#### GIVEN INSTRUCTION
Produce an exact copy of the lines from the line that contains "What data populates" to the end of the listing below.

::::::::::

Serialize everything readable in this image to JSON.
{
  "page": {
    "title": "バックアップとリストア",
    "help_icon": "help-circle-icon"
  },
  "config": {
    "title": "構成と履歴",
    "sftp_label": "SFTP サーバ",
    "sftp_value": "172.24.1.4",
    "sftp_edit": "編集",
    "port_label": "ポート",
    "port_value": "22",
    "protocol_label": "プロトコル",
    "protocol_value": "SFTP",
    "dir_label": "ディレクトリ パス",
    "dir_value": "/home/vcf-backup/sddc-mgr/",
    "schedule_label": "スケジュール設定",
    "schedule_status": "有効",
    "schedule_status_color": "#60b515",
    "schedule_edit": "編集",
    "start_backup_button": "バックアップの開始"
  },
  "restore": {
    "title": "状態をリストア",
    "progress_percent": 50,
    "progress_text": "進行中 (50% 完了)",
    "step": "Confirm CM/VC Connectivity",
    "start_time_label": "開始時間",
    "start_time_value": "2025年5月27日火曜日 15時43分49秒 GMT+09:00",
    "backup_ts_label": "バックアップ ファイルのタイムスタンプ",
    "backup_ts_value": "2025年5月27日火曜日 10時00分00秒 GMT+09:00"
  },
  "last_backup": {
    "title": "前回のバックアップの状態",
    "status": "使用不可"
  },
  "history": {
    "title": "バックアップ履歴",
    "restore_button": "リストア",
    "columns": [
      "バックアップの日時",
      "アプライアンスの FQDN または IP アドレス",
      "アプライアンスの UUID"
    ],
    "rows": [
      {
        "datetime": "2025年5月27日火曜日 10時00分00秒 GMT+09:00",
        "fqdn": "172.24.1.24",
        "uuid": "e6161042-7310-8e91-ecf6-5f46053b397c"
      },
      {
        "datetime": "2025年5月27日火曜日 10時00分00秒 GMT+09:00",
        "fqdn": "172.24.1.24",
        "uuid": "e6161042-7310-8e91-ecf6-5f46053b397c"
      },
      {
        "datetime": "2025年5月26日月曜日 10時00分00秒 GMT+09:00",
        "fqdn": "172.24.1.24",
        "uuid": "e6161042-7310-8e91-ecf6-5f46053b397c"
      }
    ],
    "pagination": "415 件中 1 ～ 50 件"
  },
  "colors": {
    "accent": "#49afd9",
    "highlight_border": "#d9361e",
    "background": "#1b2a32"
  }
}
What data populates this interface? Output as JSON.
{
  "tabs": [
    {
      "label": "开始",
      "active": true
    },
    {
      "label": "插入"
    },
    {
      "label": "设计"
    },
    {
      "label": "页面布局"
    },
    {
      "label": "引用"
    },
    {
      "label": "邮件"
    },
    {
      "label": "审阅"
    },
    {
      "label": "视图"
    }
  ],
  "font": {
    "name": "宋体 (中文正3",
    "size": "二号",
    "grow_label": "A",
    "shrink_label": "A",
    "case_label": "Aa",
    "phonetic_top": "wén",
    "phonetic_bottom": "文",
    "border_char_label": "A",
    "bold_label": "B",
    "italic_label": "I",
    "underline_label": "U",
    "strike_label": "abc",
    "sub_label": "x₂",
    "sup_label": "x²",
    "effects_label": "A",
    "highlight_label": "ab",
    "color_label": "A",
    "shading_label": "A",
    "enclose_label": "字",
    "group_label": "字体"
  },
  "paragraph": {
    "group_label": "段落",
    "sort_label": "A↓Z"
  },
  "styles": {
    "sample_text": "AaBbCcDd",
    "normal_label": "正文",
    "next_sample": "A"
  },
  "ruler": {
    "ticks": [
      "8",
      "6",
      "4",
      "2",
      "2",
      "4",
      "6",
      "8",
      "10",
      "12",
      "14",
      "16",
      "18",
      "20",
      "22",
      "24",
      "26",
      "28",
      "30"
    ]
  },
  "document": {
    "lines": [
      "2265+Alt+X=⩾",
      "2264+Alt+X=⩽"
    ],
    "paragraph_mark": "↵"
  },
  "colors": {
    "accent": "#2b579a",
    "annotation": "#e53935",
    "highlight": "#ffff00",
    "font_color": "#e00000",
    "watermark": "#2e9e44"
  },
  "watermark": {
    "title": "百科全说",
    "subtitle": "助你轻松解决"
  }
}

::::::::::

#### OUTPUT OF THE TASK
What data populates this interface? Output as JSON.
{
  "tabs": [
    {
      "label": "开始",
      "active": true
    },
    {
      "label": "插入"
    },
    {
      "label": "设计"
    },
    {
      "label": "页面布局"
    },
    {
      "label": "引用"
    },
    {
      "label": "邮件"
    },
    {
      "label": "审阅"
    },
    {
      "label": "视图"
    }
  ],
  "font": {
    "name": "宋体 (中文正3",
    "size": "二号",
    "grow_label": "A",
    "shrink_label": "A",
    "case_label": "Aa",
    "phonetic_top": "wén",
    "phonetic_bottom": "文",
    "border_char_label": "A",
    "bold_label": "B",
    "italic_label": "I",
    "underline_label": "U",
    "strike_label": "abc",
    "sub_label": "x₂",
    "sup_label": "x²",
    "effects_label": "A",
    "highlight_label": "ab",
    "color_label": "A",
    "shading_label": "A",
    "enclose_label": "字",
    "group_label": "字体"
  },
  "paragraph": {
    "group_label": "段落",
    "sort_label": "A↓Z"
  },
  "styles": {
    "sample_text": "AaBbCcDd",
    "normal_label": "正文",
    "next_sample": "A"
  },
  "ruler": {
    "ticks": [
      "8",
      "6",
      "4",
      "2",
      "2",
      "4",
      "6",
      "8",
      "10",
      "12",
      "14",
      "16",
      "18",
      "20",
      "22",
      "24",
      "26",
      "28",
      "30"
    ]
  },
  "document": {
    "lines": [
      "2265+Alt+X=⩾",
      "2264+Alt+X=⩽"
    ],
    "paragraph_mark": "↵"
  },
  "colors": {
    "accent": "#2b579a",
    "annotation": "#e53935",
    "highlight": "#ffff00",
    "font_color": "#e00000",
    "watermark": "#2e9e44"
  },
  "watermark": {
    "title": "百科全说",
    "subtitle": "助你轻松解决"
  }
}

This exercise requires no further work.